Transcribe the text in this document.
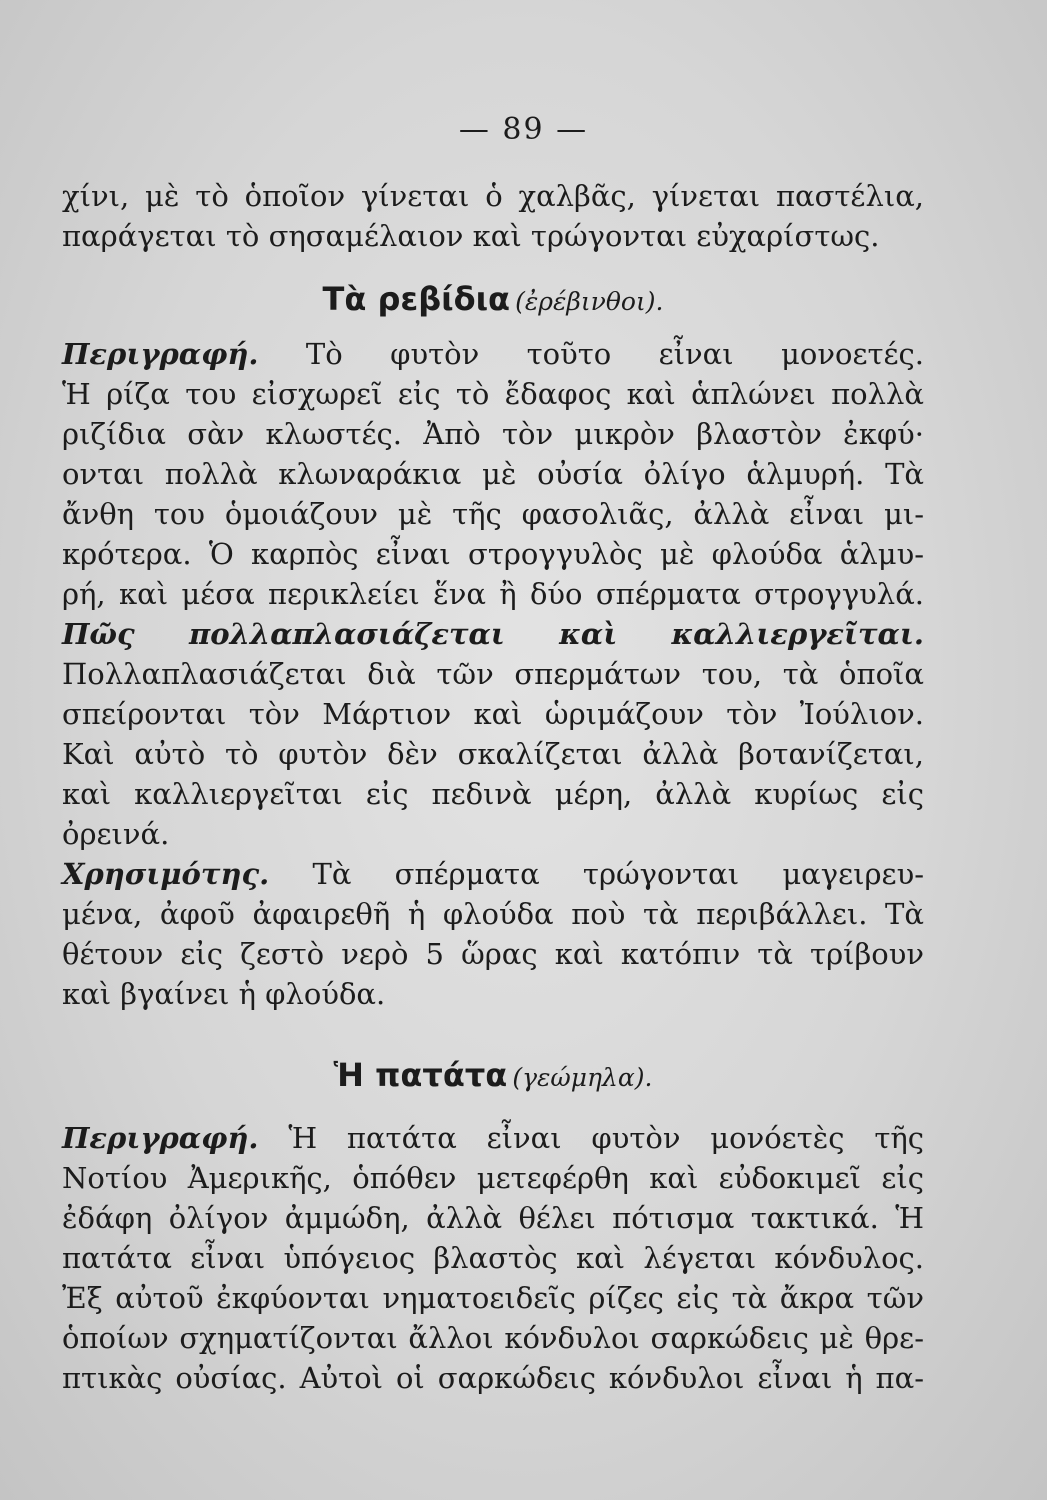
— 89 —
χίνι, μὲ τὸ ὁποῖον γίνεται ὁ χαλβᾶς, γίνεται παστέλια,
παράγεται τὸ σησαμέλαιον καὶ τρώγονται εὐχαρίστως.
Τὰ ρεβίδια (ἐρέβινθοι).
Περιγραφή. Τὸ φυτὸν τοῦτο εἶναι μονοετές.
Ἡ ρίζα του εἰσχωρεῖ εἰς τὸ ἔδαφος καὶ ἁπλώνει πολλὰ
ριζίδια σὰν κλωστές. Ἀπὸ τὸν μικρὸν βλαστὸν ἐκφύ·
ονται πολλὰ κλωναράκια μὲ οὐσία ὀλίγο ἁλμυρή. Τὰ
ἄνθη του ὁμοιάζουν μὲ τῆς φασολιᾶς, ἀλλὰ εἶναι μι-
κρότερα. Ὁ καρπὸς εἶναι στρογγυλὸς μὲ φλούδα ἁλμυ-
ρή, καὶ μέσα περικλείει ἕνα ἢ δύο σπέρματα στρογγυλά.
Πῶς πολλαπλασιάζεται καὶ καλλιεργεῖται.
Πολλαπλασιάζεται διὰ τῶν σπερμάτων του, τὰ ὁποῖα
σπείρονται τὸν Μάρτιον καὶ ὡριμάζουν τὸν Ἰούλιον.
Καὶ αὐτὸ τὸ φυτὸν δὲν σκαλίζεται ἀλλὰ βοτανίζεται,
καὶ καλλιεργεῖται εἰς πεδινὰ μέρη, ἀλλὰ κυρίως εἰς
ὀρεινά.
Χρησιμότης. Τὰ σπέρματα τρώγονται μαγειρευ-
μένα, ἀφοῦ ἀφαιρεθῆ ἡ φλούδα ποὺ τὰ περιβάλλει. Τὰ
θέτουν εἰς ζεστὸ νερὸ 5 ὥρας καὶ κατόπιν τὰ τρίβουν
καὶ βγαίνει ἡ φλούδα.
Ἡ πατάτα (γεώμηλα).
Περιγραφή. Ἡ πατάτα εἶναι φυτὸν μονόετὲς τῆς
Νοτίου Ἀμερικῆς, ὁπόθεν μετεφέρθη καὶ εὐδοκιμεῖ εἰς
ἐδάφη ὀλίγον ἀμμώδη, ἀλλὰ θέλει πότισμα τακτικά. Ἡ
πατάτα εἶναι ὑπόγειος βλαστὸς καὶ λέγεται κόνδυλος.
Ἐξ αὐτοῦ ἐκφύονται νηματοειδεῖς ρίζες εἰς τὰ ἄκρα τῶν
ὁποίων σχηματίζονται ἄλλοι κόνδυλοι σαρκώδεις μὲ θρε-
πτικὰς οὐσίας. Αὐτοὶ οἱ σαρκώδεις κόνδυλοι εἶναι ἡ πα-
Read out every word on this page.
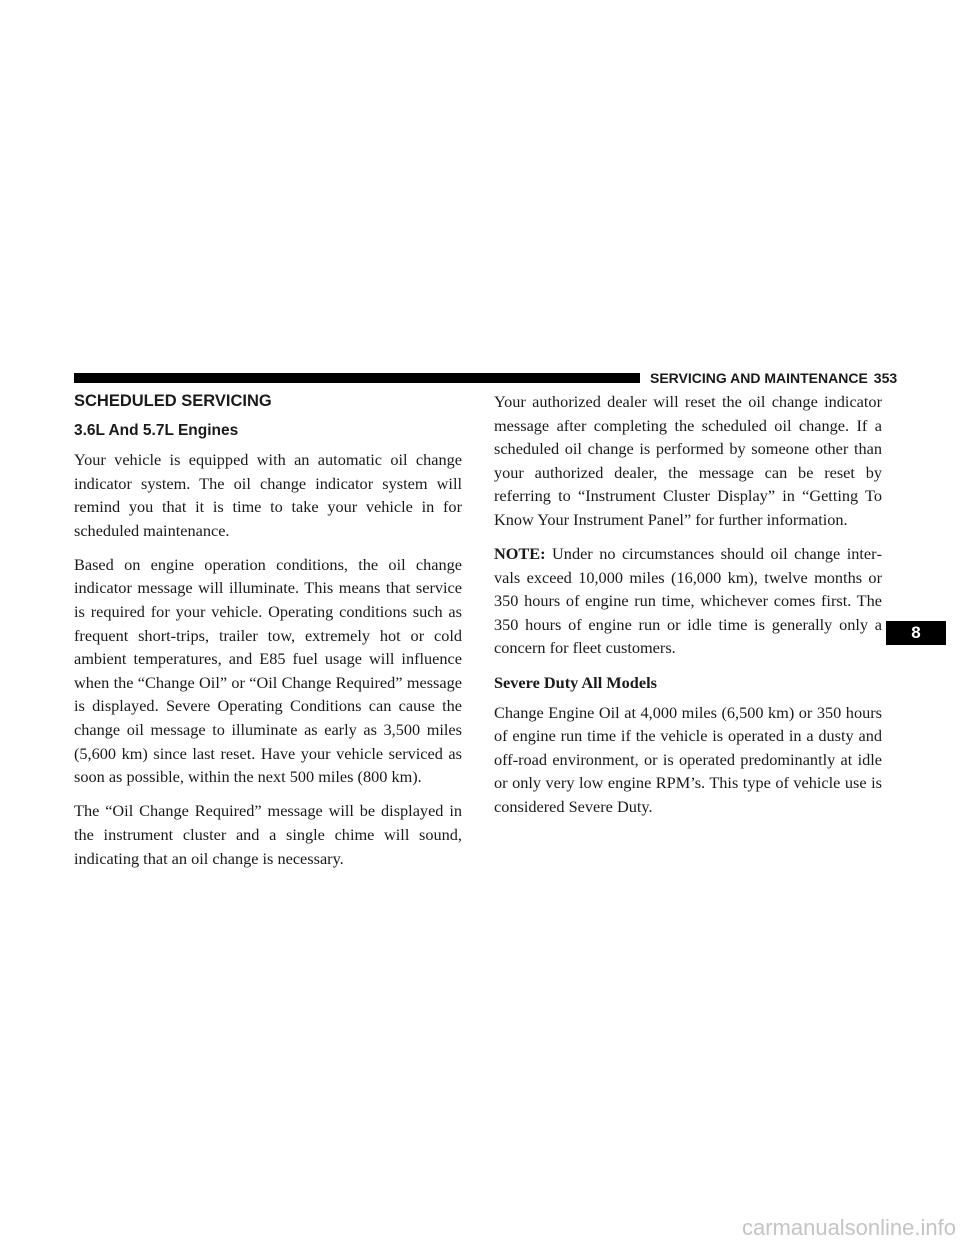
SERVICING AND MAINTENANCE 353
SCHEDULED SERVICING
3.6L And 5.7L Engines

Your vehicle is equipped with an automatic oil change indicator system. The oil change indicator system will remind you that it is time to take your vehicle in for scheduled maintenance.

Based on engine operation conditions, the oil change indicator message will illuminate. This means that service is required for your vehicle. Operating conditions such as frequent short-trips, trailer tow, extremely hot or cold ambient temperatures, and E85 fuel usage will influence when the “Change Oil” or “Oil Change Required” message is displayed. Severe Operating Conditions can cause the change oil message to illuminate as early as 3,500 miles (5,600 km) since last reset. Have your vehicle serviced as soon as possible, within the next 500 miles (800 km).

The “Oil Change Required” message will be displayed in the instrument cluster and a single chime will sound, indicating that an oil change is necessary.

Your authorized dealer will reset the oil change indicator message after completing the scheduled oil change. If a scheduled oil change is performed by someone other than your authorized dealer, the message can be reset by referring to “Instrument Cluster Display” in “Getting To Know Your Instrument Panel” for further information.

NOTE: Under no circumstances should oil change intervals exceed 10,000 miles (16,000 km), twelve months or 350 hours of engine run time, whichever comes first. The 350 hours of engine run or idle time is generally only a concern for fleet customers.

Severe Duty All Models

Change Engine Oil at 4,000 miles (6,500 km) or 350 hours of engine run time if the vehicle is operated in a dusty and off-road environment, or is operated predominantly at idle or only very low engine RPM’s. This type of vehicle use is considered Severe Duty.

8
carmanualsonline.info
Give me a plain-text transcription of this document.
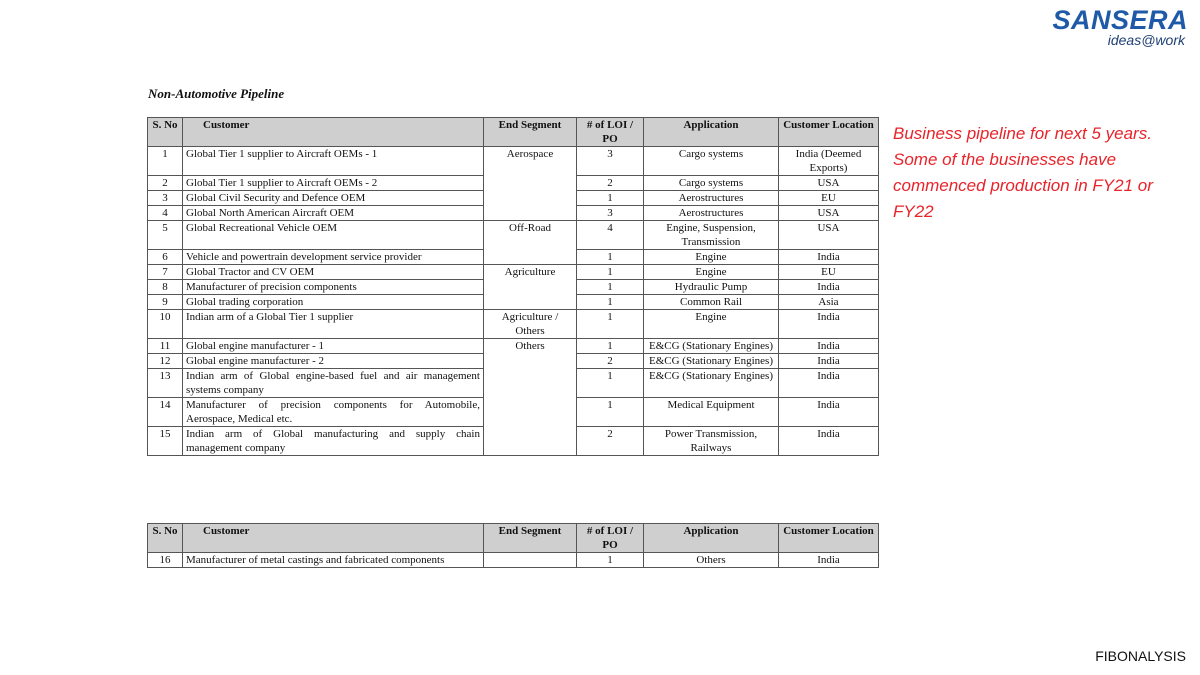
SANSERA
ideas@work
Non-Automotive Pipeline
S. No	Customer	End Segment	# of LOI / PO	Application	Customer Location
1	Global Tier 1 supplier to Aircraft OEMs - 1	Aerospace	3	Cargo systems	India (Deemed Exports)
2	Global Tier 1 supplier to Aircraft OEMs - 2		2	Cargo systems	USA
3	Global Civil Security and Defence OEM		1	Aerostructures	EU
4	Global North American Aircraft OEM		3	Aerostructures	USA
5	Global Recreational Vehicle OEM	Off-Road	4	Engine, Suspension, Transmission	USA
6	Vehicle and powertrain development service provider		1	Engine	India
7	Global Tractor and CV OEM	Agriculture	1	Engine	EU
8	Manufacturer of precision components		1	Hydraulic Pump	India
9	Global trading corporation		1	Common Rail	Asia
10	Indian arm of a Global Tier 1 supplier	Agriculture / Others	1	Engine	India
11	Global engine manufacturer - 1	Others	1	E&CG (Stationary Engines)	India
12	Global engine manufacturer - 2		2	E&CG (Stationary Engines)	India
13	Indian arm of Global engine-based fuel and air management systems company		1	E&CG (Stationary Engines)	India
14	Manufacturer of precision components for Automobile, Aerospace, Medical etc.		1	Medical Equipment	India
15	Indian arm of Global manufacturing and supply chain management company		2	Power Transmission, Railways	India
S. No	Customer	End Segment	# of LOI / PO	Application	Customer Location
16	Manufacturer of metal castings and fabricated components		1	Others	India
Business pipeline for next 5 years. Some of the businesses have commenced production in FY21 or FY22
FIBONALYSIS
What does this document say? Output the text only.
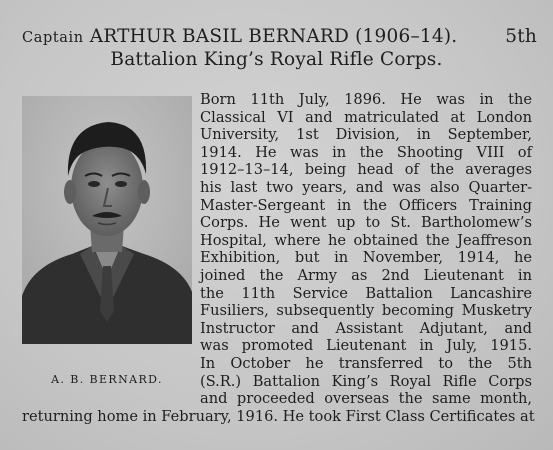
Captain ARTHUR BASIL BERNARD (1906–14).	5th
Battalion King’s Royal Rifle Corps.
A. B. BERNARD.
Born 11th July, 1896. He was in the
Classical VI and matriculated at London
University, 1st Division, in September,
1914. He was in the Shooting VIII of
1912–13–14, being head of the averages
his last two years, and was also Quarter-
Master-Sergeant in the Officers Training
Corps. He went up to St. Bartholomew’s
Hospital, where he obtained the Jeaffreson
Exhibition, but in November, 1914, he
joined the Army as 2nd Lieutenant in
the 11th Service Battalion Lancashire
Fusiliers, subsequently becoming Musketry
Instructor and Assistant Adjutant, and
was promoted Lieutenant in July, 1915.
In October he transferred to the 5th
(S.R.) Battalion King’s Royal Rifle Corps
and proceeded overseas the same month,
returning home in February, 1916. He took First Class Certificates at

****************************************

Aim
Quote the listing above in full, except for the pictures.

Exercise answer
Transcribe the text in this document.
— 89 —
χίνι, μὲ τὸ ὁποῖον γίνεται ὁ χαλβᾶς, γίνεται παστέλια,
παράγεται τὸ σησαμέλαιον καὶ τρώγονται εὐχαρίστως.
Τὰ ρεβίδια (ἐρέβινθοι).
Περιγραφή. Τὸ φυτὸν τοῦτο εἶναι μονοετές.
Ἡ ρίζα του εἰσχωρεῖ εἰς τὸ ἔδαφος καὶ ἁπλώνει πολλὰ
ριζίδια σὰν κλωστές. Ἀπὸ τὸν μικρὸν βλαστὸν ἐκφύ·
ονται πολλὰ κλωναράκια μὲ οὐσία ὀλίγο ἁλμυρή. Τὰ
ἄνθη του ὁμοιάζουν μὲ τῆς φασολιᾶς, ἀλλὰ εἶναι μι-
κρότερα. Ὁ καρπὸς εἶναι στρογγυλὸς μὲ φλούδα ἁλμυ-
ρή, καὶ μέσα περικλείει ἕνα ἢ δύο σπέρματα στρογγυλά.
Πῶς πολλαπλασιάζεται καὶ καλλιεργεῖται.
Πολλαπλασιάζεται διὰ τῶν σπερμάτων του, τὰ ὁποῖα
σπείρονται τὸν Μάρτιον καὶ ὡριμάζουν τὸν Ἰούλιον.
Καὶ αὐτὸ τὸ φυτὸν δὲν σκαλίζεται ἀλλὰ βοτανίζεται,
καὶ καλλιεργεῖται εἰς πεδινὰ μέρη, ἀλλὰ κυρίως εἰς
ὀρεινά.
Χρησιμότης. Τὰ σπέρματα τρώγονται μαγειρευ-
μένα, ἀφοῦ ἀφαιρεθῆ ἡ φλούδα ποὺ τὰ περιβάλλει. Τὰ
θέτουν εἰς ζεστὸ νερὸ 5 ὥρας καὶ κατόπιν τὰ τρίβουν
καὶ βγαίνει ἡ φλούδα.
Ἡ πατάτα (γεώμηλα).
Περιγραφή. Ἡ πατάτα εἶναι φυτὸν μονόετὲς τῆς
Νοτίου Ἀμερικῆς, ὁπόθεν μετεφέρθη καὶ εὐδοκιμεῖ εἰς
ἐδάφη ὀλίγον ἀμμώδη, ἀλλὰ θέλει πότισμα τακτικά. Ἡ
πατάτα εἶναι ὑπόγειος βλαστὸς καὶ λέγεται κόνδυλος.
Ἐξ αὐτοῦ ἐκφύονται νηματοειδεῖς ρίζες εἰς τὰ ἄκρα τῶν
ὁποίων σχηματίζονται ἄλλοι κόνδυλοι σαρκώδεις μὲ θρε-
πτικὰς οὐσίας. Αὐτοὶ οἱ σαρκώδεις κόνδυλοι εἶναι ἡ πα-
Read out every word on this page.
SERVICING AND MAINTENANCE 353
SCHEDULED SERVICING
3.6L And 5.7L Engines

Your vehicle is equipped with an automatic oil change indicator system. The oil change indicator system will remind you that it is time to take your vehicle in for scheduled maintenance.

Based on engine operation conditions, the oil change indicator message will illuminate. This means that service is required for your vehicle. Operating conditions such as frequent short-trips, trailer tow, extremely hot or cold ambient temperatures, and E85 fuel usage will influence when the “Change Oil” or “Oil Change Required” message is displayed. Severe Operating Conditions can cause the change oil message to illuminate as early as 3,500 miles (5,600 km) since last reset. Have your vehicle serviced as soon as possible, within the next 500 miles (800 km).

The “Oil Change Required” message will be displayed in the instrument cluster and a single chime will sound, indicating that an oil change is necessary.

Your authorized dealer will reset the oil change indicator message after completing the scheduled oil change. If a scheduled oil change is performed by someone other than your authorized dealer, the message can be reset by referring to “Instrument Cluster Display” in “Getting To Know Your Instrument Panel” for further information.

NOTE: Under no circumstances should oil change intervals exceed 10,000 miles (16,000 km), twelve months or 350 hours of engine run time, whichever comes first. The 350 hours of engine run or idle time is generally only a concern for fleet customers.

Severe Duty All Models

Change Engine Oil at 4,000 miles (6,500 km) or 350 hours of engine run time if the vehicle is operated in a dusty and off-road environment, or is operated predominantly at idle or only very low engine RPM’s. This type of vehicle use is considered Severe Duty.

8
carmanualsonline.info
Give me a plain-text transcription of this document.
SANSERA
ideas@work
Non-Automotive Pipeline
S. No	Customer	End Segment	# of LOI / PO	Application	Customer Location
1	Global Tier 1 supplier to Aircraft OEMs - 1	Aerospace	3	Cargo systems	India (Deemed Exports)
2	Global Tier 1 supplier to Aircraft OEMs - 2		2	Cargo systems	USA
3	Global Civil Security and Defence OEM		1	Aerostructures	EU
4	Global North American Aircraft OEM		3	Aerostructures	USA
5	Global Recreational Vehicle OEM	Off-Road	4	Engine, Suspension, Transmission	USA
6	Vehicle and powertrain development service provider		1	Engine	India
7	Global Tractor and CV OEM	Agriculture	1	Engine	EU
8	Manufacturer of precision components		1	Hydraulic Pump	India
9	Global trading corporation		1	Common Rail	Asia
10	Indian arm of a Global Tier 1 supplier	Agriculture / Others	1	Engine	India
11	Global engine manufacturer - 1	Others	1	E&CG (Stationary Engines)	India
12	Global engine manufacturer - 2		2	E&CG (Stationary Engines)	India
13	Indian arm of Global engine-based fuel and air management systems company		1	E&CG (Stationary Engines)	India
14	Manufacturer of precision components for Automobile, Aerospace, Medical etc.		1	Medical Equipment	India
15	Indian arm of Global manufacturing and supply chain management company		2	Power Transmission, Railways	India
S. No	Customer	End Segment	# of LOI / PO	Application	Customer Location
16	Manufacturer of metal castings and fabricated components		1	Others	India
Business pipeline for next 5 years. Some of the businesses have commenced production in FY21 or FY22
FIBONALYSIS
What does this document say? Output the text only.
Captain ARTHUR BASIL BERNARD (1906–14).	5th
Battalion King’s Royal Rifle Corps.
A. B. BERNARD.
Born 11th July, 1896. He was in the
Classical VI and matriculated at London
University, 1st Division, in September,
1914. He was in the Shooting VIII of
1912–13–14, being head of the averages
his last two years, and was also Quarter-
Master-Sergeant in the Officers Training
Corps. He went up to St. Bartholomew’s
Hospital, where he obtained the Jeaffreson
Exhibition, but in November, 1914, he
joined the Army as 2nd Lieutenant in
the 11th Service Battalion Lancashire
Fusiliers, subsequently becoming Musketry
Instructor and Assistant Adjutant, and
was promoted Lieutenant in July, 1915.
In October he transferred to the 5th
(S.R.) Battalion King’s Royal Rifle Corps
and proceeded overseas the same month,
returning home in February, 1916. He took First Class Certificates at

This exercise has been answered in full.